[START Data records]

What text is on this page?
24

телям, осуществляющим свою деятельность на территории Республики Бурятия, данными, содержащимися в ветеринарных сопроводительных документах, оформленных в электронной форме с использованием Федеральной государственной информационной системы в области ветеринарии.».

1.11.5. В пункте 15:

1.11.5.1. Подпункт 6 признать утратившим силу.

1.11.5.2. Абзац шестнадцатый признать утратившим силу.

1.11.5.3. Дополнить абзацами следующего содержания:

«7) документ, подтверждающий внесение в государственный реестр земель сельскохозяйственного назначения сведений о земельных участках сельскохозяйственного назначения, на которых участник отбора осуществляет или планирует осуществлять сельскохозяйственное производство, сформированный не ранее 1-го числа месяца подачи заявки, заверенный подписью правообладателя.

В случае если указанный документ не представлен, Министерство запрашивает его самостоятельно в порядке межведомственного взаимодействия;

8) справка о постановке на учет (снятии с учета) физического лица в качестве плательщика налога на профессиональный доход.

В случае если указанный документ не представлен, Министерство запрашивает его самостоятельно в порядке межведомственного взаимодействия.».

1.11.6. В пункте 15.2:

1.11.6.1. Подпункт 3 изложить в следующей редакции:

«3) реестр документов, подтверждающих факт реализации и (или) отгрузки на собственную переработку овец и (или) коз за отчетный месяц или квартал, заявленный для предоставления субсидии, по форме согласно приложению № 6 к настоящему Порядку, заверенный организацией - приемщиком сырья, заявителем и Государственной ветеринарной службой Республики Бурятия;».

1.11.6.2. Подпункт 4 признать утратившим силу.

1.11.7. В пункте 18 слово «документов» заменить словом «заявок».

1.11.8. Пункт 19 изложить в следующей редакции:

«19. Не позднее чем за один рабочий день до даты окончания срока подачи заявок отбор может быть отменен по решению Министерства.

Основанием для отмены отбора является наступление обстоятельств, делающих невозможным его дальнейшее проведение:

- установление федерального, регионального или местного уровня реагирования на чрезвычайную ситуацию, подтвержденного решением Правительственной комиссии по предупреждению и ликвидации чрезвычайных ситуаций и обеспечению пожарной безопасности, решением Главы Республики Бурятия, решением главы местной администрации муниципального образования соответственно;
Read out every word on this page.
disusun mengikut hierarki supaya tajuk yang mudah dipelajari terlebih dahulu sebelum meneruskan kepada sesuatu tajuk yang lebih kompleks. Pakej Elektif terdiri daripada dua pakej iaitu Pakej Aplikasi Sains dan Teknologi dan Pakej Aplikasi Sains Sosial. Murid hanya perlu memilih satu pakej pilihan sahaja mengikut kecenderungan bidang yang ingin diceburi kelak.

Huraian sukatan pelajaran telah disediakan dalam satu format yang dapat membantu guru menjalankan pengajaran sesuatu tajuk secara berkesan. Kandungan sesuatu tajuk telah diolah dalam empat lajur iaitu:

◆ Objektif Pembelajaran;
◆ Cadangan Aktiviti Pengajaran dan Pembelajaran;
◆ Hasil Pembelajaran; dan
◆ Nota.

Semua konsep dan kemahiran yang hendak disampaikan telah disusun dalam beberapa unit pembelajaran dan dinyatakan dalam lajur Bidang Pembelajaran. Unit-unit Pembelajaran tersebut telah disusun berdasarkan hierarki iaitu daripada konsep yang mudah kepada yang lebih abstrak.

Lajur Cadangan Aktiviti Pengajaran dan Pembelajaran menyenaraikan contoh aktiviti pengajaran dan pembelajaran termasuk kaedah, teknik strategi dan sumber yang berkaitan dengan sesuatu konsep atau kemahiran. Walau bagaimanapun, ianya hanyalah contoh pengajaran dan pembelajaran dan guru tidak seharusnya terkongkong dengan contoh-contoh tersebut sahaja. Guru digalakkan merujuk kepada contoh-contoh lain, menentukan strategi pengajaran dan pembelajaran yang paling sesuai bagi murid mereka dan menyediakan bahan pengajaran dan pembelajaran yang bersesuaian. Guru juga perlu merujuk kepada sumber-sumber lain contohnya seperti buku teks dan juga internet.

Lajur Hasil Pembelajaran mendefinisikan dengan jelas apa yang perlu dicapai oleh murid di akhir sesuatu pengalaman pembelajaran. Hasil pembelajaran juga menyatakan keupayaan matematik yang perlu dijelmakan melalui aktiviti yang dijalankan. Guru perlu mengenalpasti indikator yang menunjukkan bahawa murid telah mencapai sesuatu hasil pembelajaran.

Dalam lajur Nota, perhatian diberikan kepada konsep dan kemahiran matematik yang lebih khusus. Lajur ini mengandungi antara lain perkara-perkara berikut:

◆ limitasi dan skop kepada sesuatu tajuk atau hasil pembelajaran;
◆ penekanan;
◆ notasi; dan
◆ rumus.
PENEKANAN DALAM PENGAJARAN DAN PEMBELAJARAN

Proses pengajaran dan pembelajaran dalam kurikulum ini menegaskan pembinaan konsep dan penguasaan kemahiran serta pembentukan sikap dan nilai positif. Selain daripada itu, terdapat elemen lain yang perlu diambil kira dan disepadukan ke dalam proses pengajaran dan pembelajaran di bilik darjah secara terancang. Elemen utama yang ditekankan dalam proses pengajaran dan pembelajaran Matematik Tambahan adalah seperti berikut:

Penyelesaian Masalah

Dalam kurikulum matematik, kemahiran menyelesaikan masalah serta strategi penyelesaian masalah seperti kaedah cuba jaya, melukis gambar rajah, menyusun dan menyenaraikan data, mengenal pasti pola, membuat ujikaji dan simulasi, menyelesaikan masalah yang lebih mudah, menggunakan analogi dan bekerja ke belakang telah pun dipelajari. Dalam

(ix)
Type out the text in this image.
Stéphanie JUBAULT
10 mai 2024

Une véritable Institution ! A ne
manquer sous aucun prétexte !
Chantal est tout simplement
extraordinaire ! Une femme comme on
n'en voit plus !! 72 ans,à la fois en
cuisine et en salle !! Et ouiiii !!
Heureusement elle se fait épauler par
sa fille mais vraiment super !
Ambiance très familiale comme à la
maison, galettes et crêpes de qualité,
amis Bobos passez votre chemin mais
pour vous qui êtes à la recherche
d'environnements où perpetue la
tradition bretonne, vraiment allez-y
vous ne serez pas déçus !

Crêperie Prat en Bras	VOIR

[END Data records]

Output the full listing without altering anything.

| Response for this exercise |
What text is on this page?
24

телям, осуществляющим свою деятельность на территории Республики Бурятия, данными, содержащимися в ветеринарных сопроводительных документах, оформленных в электронной форме с использованием Федеральной государственной информационной системы в области ветеринарии.».

1.11.5. В пункте 15:

1.11.5.1. Подпункт 6 признать утратившим силу.

1.11.5.2. Абзац шестнадцатый признать утратившим силу.

1.11.5.3. Дополнить абзацами следующего содержания:

«7) документ, подтверждающий внесение в государственный реестр земель сельскохозяйственного назначения сведений о земельных участках сельскохозяйственного назначения, на которых участник отбора осуществляет или планирует осуществлять сельскохозяйственное производство, сформированный не ранее 1-го числа месяца подачи заявки, заверенный подписью правообладателя.

В случае если указанный документ не представлен, Министерство запрашивает его самостоятельно в порядке межведомственного взаимодействия;

8) справка о постановке на учет (снятии с учета) физического лица в качестве плательщика налога на профессиональный доход.

В случае если указанный документ не представлен, Министерство запрашивает его самостоятельно в порядке межведомственного взаимодействия.».

1.11.6. В пункте 15.2:

1.11.6.1. Подпункт 3 изложить в следующей редакции:

«3) реестр документов, подтверждающих факт реализации и (или) отгрузки на собственную переработку овец и (или) коз за отчетный месяц или квартал, заявленный для предоставления субсидии, по форме согласно приложению № 6 к настоящему Порядку, заверенный организацией - приемщиком сырья, заявителем и Государственной ветеринарной службой Республики Бурятия;».

1.11.6.2. Подпункт 4 признать утратившим силу.

1.11.7. В пункте 18 слово «документов» заменить словом «заявок».

1.11.8. Пункт 19 изложить в следующей редакции:

«19. Не позднее чем за один рабочий день до даты окончания срока подачи заявок отбор может быть отменен по решению Министерства.

Основанием для отмены отбора является наступление обстоятельств, делающих невозможным его дальнейшее проведение:

- установление федерального, регионального или местного уровня реагирования на чрезвычайную ситуацию, подтвержденного решением Правительственной комиссии по предупреждению и ликвидации чрезвычайных ситуаций и обеспечению пожарной безопасности, решением Главы Республики Бурятия, решением главы местной администрации муниципального образования соответственно;
Read out every word on this page.
disusun mengikut hierarki supaya tajuk yang mudah dipelajari terlebih dahulu sebelum meneruskan kepada sesuatu tajuk yang lebih kompleks. Pakej Elektif terdiri daripada dua pakej iaitu Pakej Aplikasi Sains dan Teknologi dan Pakej Aplikasi Sains Sosial. Murid hanya perlu memilih satu pakej pilihan sahaja mengikut kecenderungan bidang yang ingin diceburi kelak.

Huraian sukatan pelajaran telah disediakan dalam satu format yang dapat membantu guru menjalankan pengajaran sesuatu tajuk secara berkesan. Kandungan sesuatu tajuk telah diolah dalam empat lajur iaitu:

◆ Objektif Pembelajaran;
◆ Cadangan Aktiviti Pengajaran dan Pembelajaran;
◆ Hasil Pembelajaran; dan
◆ Nota.

Semua konsep dan kemahiran yang hendak disampaikan telah disusun dalam beberapa unit pembelajaran dan dinyatakan dalam lajur Bidang Pembelajaran. Unit-unit Pembelajaran tersebut telah disusun berdasarkan hierarki iaitu daripada konsep yang mudah kepada yang lebih abstrak.

Lajur Cadangan Aktiviti Pengajaran dan Pembelajaran menyenaraikan contoh aktiviti pengajaran dan pembelajaran termasuk kaedah, teknik strategi dan sumber yang berkaitan dengan sesuatu konsep atau kemahiran. Walau bagaimanapun, ianya hanyalah contoh pengajaran dan pembelajaran dan guru tidak seharusnya terkongkong dengan contoh-contoh tersebut sahaja. Guru digalakkan merujuk kepada contoh-contoh lain, menentukan strategi pengajaran dan pembelajaran yang paling sesuai bagi murid mereka dan menyediakan bahan pengajaran dan pembelajaran yang bersesuaian. Guru juga perlu merujuk kepada sumber-sumber lain contohnya seperti buku teks dan juga internet.

Lajur Hasil Pembelajaran mendefinisikan dengan jelas apa yang perlu dicapai oleh murid di akhir sesuatu pengalaman pembelajaran. Hasil pembelajaran juga menyatakan keupayaan matematik yang perlu dijelmakan melalui aktiviti yang dijalankan. Guru perlu mengenalpasti indikator yang menunjukkan bahawa murid telah mencapai sesuatu hasil pembelajaran.

Dalam lajur Nota, perhatian diberikan kepada konsep dan kemahiran matematik yang lebih khusus. Lajur ini mengandungi antara lain perkara-perkara berikut:

◆ limitasi dan skop kepada sesuatu tajuk atau hasil pembelajaran;
◆ penekanan;
◆ notasi; dan
◆ rumus.
PENEKANAN DALAM PENGAJARAN DAN PEMBELAJARAN

Proses pengajaran dan pembelajaran dalam kurikulum ini menegaskan pembinaan konsep dan penguasaan kemahiran serta pembentukan sikap dan nilai positif. Selain daripada itu, terdapat elemen lain yang perlu diambil kira dan disepadukan ke dalam proses pengajaran dan pembelajaran di bilik darjah secara terancang. Elemen utama yang ditekankan dalam proses pengajaran dan pembelajaran Matematik Tambahan adalah seperti berikut:

Penyelesaian Masalah

Dalam kurikulum matematik, kemahiran menyelesaikan masalah serta strategi penyelesaian masalah seperti kaedah cuba jaya, melukis gambar rajah, menyusun dan menyenaraikan data, mengenal pasti pola, membuat ujikaji dan simulasi, menyelesaikan masalah yang lebih mudah, menggunakan analogi dan bekerja ke belakang telah pun dipelajari. Dalam

(ix)
Type out the text in this image.
Stéphanie JUBAULT
10 mai 2024

Une véritable Institution ! A ne
manquer sous aucun prétexte !
Chantal est tout simplement
extraordinaire ! Une femme comme on
n'en voit plus !! 72 ans,à la fois en
cuisine et en salle !! Et ouiiii !!
Heureusement elle se fait épauler par
sa fille mais vraiment super !
Ambiance très familiale comme à la
maison, galettes et crêpes de qualité,
amis Bobos passez votre chemin mais
pour vous qui êtes à la recherche
d'environnements où perpetue la
tradition bretonne, vraiment allez-y
vous ne serez pas déçus !

Crêperie Prat en Bras	VOIR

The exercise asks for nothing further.